I mean, everybody kind of, you know, knew about the, the Katzenberg money and the Buddy Romer money, who was like a, like a. Was taking money from. From an estate of a deceased, I think Republican, or maybe not deceased Republican congressman. And it's just like, man, that, that is so cold. I mean, how can you throw your own values and, you know, audience under the bus and make pay yourself a good paycheck but not pay the mods? You know, that kind of thing just really irks me even to this day. And it's, you know, good reminder why I left. Why we left tyt. I see. I say we as in the moderators, because I haven't. I. I have not honestly gotten also into TYT territory since we left. Like, the only time I hear from them or hear something from them is in like, discord groups or other shows that I watch that are doing content talking about how bad TYT is. And it's like, that's the only time I ever really see it. I ever really hear from them.
[00:17:28] Speaker C: Is. Is terrible now, but yeah, you know, sometimes it is the case, though, that even if the popularity of something waxes and wanes, the message can still have its effect. And TYT has gone downhill, but a lot of people were, you know, radicalized towards more progressive beliefs by watching those, those programs. And that's. A lot of people are still on the, you know, are still on the right side of a lot of issues now and bringing it back around. Bernie Sanders has had a similar impact on our culture, where his personal popularity has waxed and waned at times to some extent. Extent. And now he's getting kind of old and he still has a little bit of fire left in him and his current core is doing great, but, you know, his current stuff that he's been doing, he's been doing pretty great. But, you know, regardless of how popular he is in the moment, the messages that Bernie Sanders came out with in the 2016 election have kind of stuck with the American discussion.
Like, you know, I, I feel like things that Bernie Sanders said are brought up. You still hear these terms being brought up in Almost every discussion on every news network every day. Still, you still hear, you know, these, these ideas being brought up of, you know, I don't know, I just feel like the working class issues and stuff. Like, did Fox News say the working class a lot before 2016? Because I feel like they say it a lot more now. You know, like even places like that have had to adapt their language a little bit to accommodate the changes brought about by the things that Bernie Sanders said and did during his run for president, which have had a lasting cultural impact. Like I've said, listen up, everybody.
[00:19:32] Speaker A: This is how Bernie can win in 2028.
..............................
**TASKS TO COMPLETE**
A: List every person named in the transcript, not counting the speaker labels.
B: Duplicate the passage of the transcript between "Like, you know, I, I" and "win in 2028.", inclusive.
The records that follow are not needed for anything here.
..............................
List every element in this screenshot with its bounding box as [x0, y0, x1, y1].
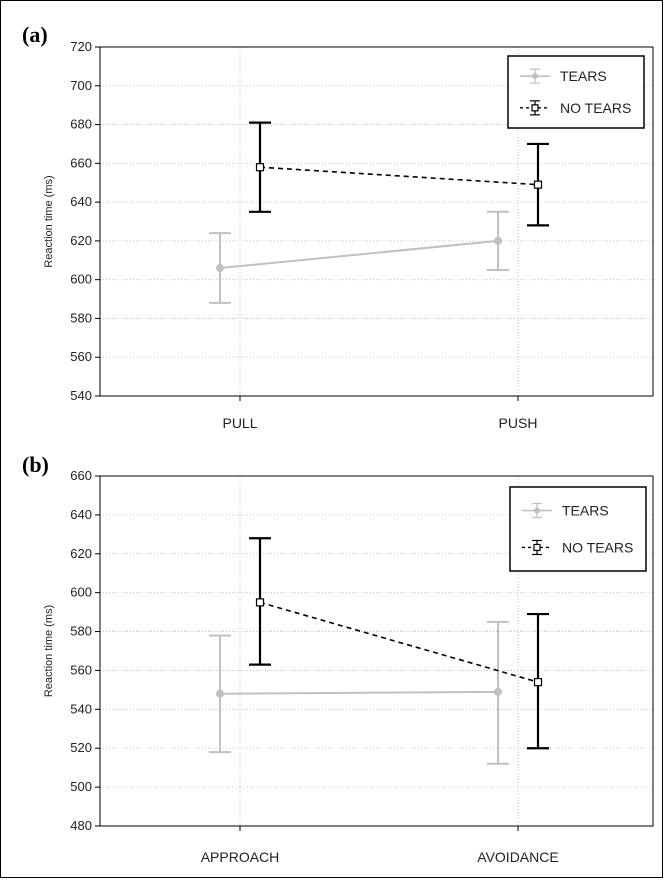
- series-line: [259, 166, 539, 186]
- y-tick-label: 680: [70, 117, 92, 132]
- x-tick-label: AVOIDANCE: [477, 849, 558, 865]
- plot-frame: [99, 46, 654, 397]
- legend: TEARS NO TEARS: [507, 55, 645, 129]
- x-tick-label: APPROACH: [201, 849, 280, 865]
- legend-label: NO TEARS: [562, 539, 633, 555]
- y-tick-label: 540: [70, 388, 92, 403]
- y-tick-label: 540: [70, 701, 92, 716]
- legend-box: [509, 486, 647, 572]
- legend-label: TEARS: [560, 68, 607, 84]
- y-tick-label: 520: [70, 740, 92, 755]
- legend-label: TEARS: [562, 503, 609, 519]
- y-tick-label: 580: [70, 310, 92, 325]
- legend-box: [507, 55, 645, 129]
- legend-label: NO TEARS: [560, 100, 631, 116]
- y-tick-label: 660: [70, 468, 92, 483]
- series-no-tears: [249, 537, 549, 750]
- legend-swatch-marker: [531, 104, 539, 112]
- plot-frame: [99, 475, 654, 827]
- y-tick-label: 500: [70, 779, 92, 794]
- series-line: [259, 601, 539, 683]
- y-tick-label: 620: [70, 233, 92, 248]
- y-tick-label: 700: [70, 78, 92, 93]
- legend: TEARS NO TEARS: [509, 486, 647, 572]
- y-tick-label: 640: [70, 194, 92, 209]
- data-point: [216, 264, 224, 273]
- y-tick-label: 480: [70, 818, 92, 833]
- x-tick-label: PULL: [222, 415, 257, 431]
- legend-swatch-marker: [533, 543, 541, 552]
- panel-label: (a): [22, 22, 48, 47]
- data-point: [255, 163, 265, 172]
- data-point: [494, 687, 502, 696]
- series-no-tears: [249, 121, 549, 227]
- y-tick-label: 600: [70, 272, 92, 287]
- data-point: [255, 598, 265, 607]
- y-tick-label: 560: [70, 662, 92, 677]
- y-axis-label: Reaction time (ms): [43, 175, 55, 267]
- y-tick-label: 620: [70, 546, 92, 561]
- series-line: [219, 239, 499, 270]
- data-point: [216, 689, 224, 698]
- chart-panel-1: 540 560 580 600 620 640 660 680 700 720 PULL PUSH Re…: [22, 22, 654, 431]
- y-axis-label: Reaction time (ms): [43, 605, 55, 697]
- data-point: [533, 180, 543, 189]
- y-tick-label: 640: [70, 507, 92, 522]
- x-tick-label: PUSH: [499, 415, 538, 431]
- data-point: [533, 678, 543, 687]
- legend-swatch-marker: [532, 73, 538, 80]
- series-tears: [209, 620, 509, 765]
- y-tick-label: 580: [70, 624, 92, 639]
- y-tick-label: 660: [70, 155, 92, 170]
- series-tears: [209, 210, 509, 304]
- legend-swatch-marker: [534, 507, 540, 514]
- y-tick-label: 720: [70, 39, 92, 54]
- chart-panel-2: 480 500 520 540 560 580 600 620 640 660 APPROACH AV…: [22, 452, 654, 865]
- data-point: [494, 236, 502, 245]
- panel-label: (b): [22, 452, 49, 477]
- y-tick-label: 560: [70, 349, 92, 364]
- series-line: [219, 690, 499, 695]
- y-tick-label: 600: [70, 585, 92, 600]
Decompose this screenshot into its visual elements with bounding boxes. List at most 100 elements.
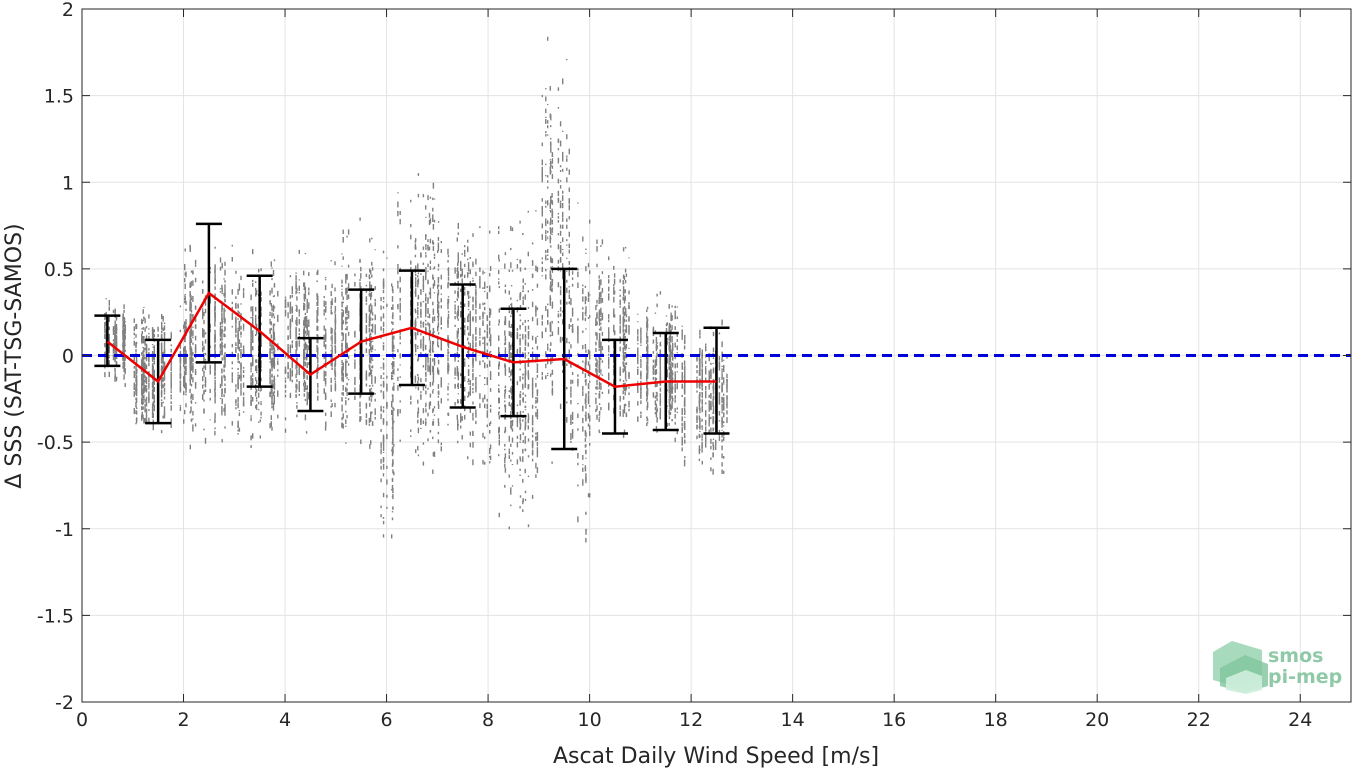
scatter-point: [624, 309, 627, 313]
scatter-point: [365, 383, 368, 387]
scatter-point: [417, 411, 420, 414]
scatter-point: [148, 332, 150, 335]
scatter-point: [330, 291, 332, 297]
scatter-point: [420, 391, 422, 394]
scatter-point: [235, 296, 237, 299]
scatter-point: [277, 362, 279, 364]
scatter-point: [425, 377, 427, 382]
scatter-point: [347, 294, 350, 300]
scatter-point: [108, 335, 110, 340]
scatter-point: [587, 297, 590, 302]
scatter-point: [224, 361, 226, 366]
scatter-point: [420, 289, 422, 291]
scatter-point: [432, 207, 434, 212]
scatter-point: [422, 420, 425, 424]
scatter-point: [374, 298, 376, 302]
scatter-point: [440, 293, 442, 295]
scatter-point: [108, 327, 110, 331]
scatter-point: [415, 246, 417, 250]
scatter-point: [585, 444, 587, 447]
scatter-point: [482, 302, 484, 306]
scatter-point: [456, 335, 458, 339]
scatter-point: [316, 310, 318, 315]
scatter-point: [223, 292, 225, 297]
scatter-point: [417, 297, 420, 300]
scatter-point: [562, 156, 564, 162]
scatter-point: [598, 429, 600, 433]
scatter-point: [399, 276, 401, 283]
scatter-point: [214, 380, 216, 385]
scatter-point: [347, 355, 350, 359]
scatter-point: [160, 380, 163, 387]
scatter-point: [272, 392, 275, 396]
scatter-point: [123, 369, 126, 373]
scatter-point: [284, 311, 287, 317]
scatter-point: [145, 420, 148, 424]
scatter-point: [397, 269, 399, 273]
scatter-point: [382, 446, 385, 451]
scatter-point: [392, 493, 394, 497]
scatter-point: [214, 427, 216, 430]
scatter-point: [224, 387, 226, 394]
scatter-point: [160, 402, 163, 407]
scatter-point: [151, 393, 154, 398]
scatter-point: [582, 464, 584, 466]
scatter-point: [545, 230, 547, 235]
scatter-point: [382, 373, 385, 375]
scatter-point: [536, 439, 539, 441]
scatter-point: [549, 227, 551, 231]
scatter-point: [252, 309, 254, 313]
scatter-point: [368, 350, 371, 355]
scatter-point: [209, 388, 211, 393]
scatter-point: [235, 328, 237, 331]
scatter-point: [170, 386, 172, 389]
scatter-point: [141, 365, 143, 367]
scatter-point: [304, 399, 307, 401]
scatter-point: [504, 467, 507, 473]
scatter-point: [510, 425, 513, 430]
scatter-point: [622, 308, 624, 313]
scatter-point: [255, 323, 257, 326]
scatter-point: [577, 413, 579, 419]
scatter-point: [484, 461, 486, 465]
scatter-point: [467, 317, 470, 319]
scatter-point: [484, 306, 486, 311]
scatter-point: [341, 369, 343, 376]
scatter-point: [516, 258, 519, 261]
scatter-point: [189, 363, 191, 369]
scatter-point: [238, 346, 241, 352]
scatter-point: [170, 331, 172, 333]
scatter-point: [330, 377, 332, 384]
scatter-point: [535, 399, 537, 404]
scatter-point: [489, 314, 491, 318]
scatter-point: [334, 297, 337, 303]
scatter-point: [624, 311, 627, 315]
scatter-point: [433, 292, 436, 294]
scatter-point: [486, 381, 488, 386]
scatter-point: [183, 377, 185, 380]
scatter-point: [551, 268, 554, 273]
scatter-point: [368, 310, 371, 312]
scatter-point: [475, 296, 477, 302]
scatter-point: [516, 435, 519, 439]
scatter-point: [399, 219, 401, 225]
scatter-point: [399, 364, 401, 366]
scatter-point: [250, 328, 252, 334]
scatter-point: [183, 351, 185, 356]
scatter-point: [143, 350, 145, 353]
scatter-point: [342, 229, 344, 234]
scatter-point: [214, 371, 216, 377]
scatter-point: [504, 415, 506, 420]
scatter-point: [460, 310, 462, 317]
scatter-point: [369, 404, 371, 407]
scatter-point: [114, 308, 116, 314]
scatter-point: [273, 306, 276, 309]
scatter-point: [185, 358, 187, 361]
scatter-point: [519, 458, 522, 462]
scatter-point: [479, 276, 481, 281]
scatter-point: [484, 383, 486, 385]
scatter-point: [204, 339, 207, 344]
scatter-point: [235, 407, 237, 410]
scatter-point: [585, 314, 587, 317]
scatter-point: [271, 345, 273, 351]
..............................
**TASK RESPONSES**
A:
Katzenberg
Buddy Romer
Bernie Sanders

B:
Like, you know, I, I feel like things that Bernie Sanders said are brought up. You still hear these terms being brought up in Almost every discussion on every news network every day. Still, you still hear, you know, these, these ideas being brought up of, you know, I don't know, I just feel like the working class issues and stuff. Like, did Fox News say the working class a lot before 2016? Because I feel like they say it a lot more now. You know, like even places like that have had to adapt their language a little bit to accommodate the changes brought about by the things that Bernie Sanders said and did during his run for president, which have had a lasting cultural impact. Like I've said, listen up, everybody.
[00:19:32] Speaker A: This is how Bernie can win in 2028.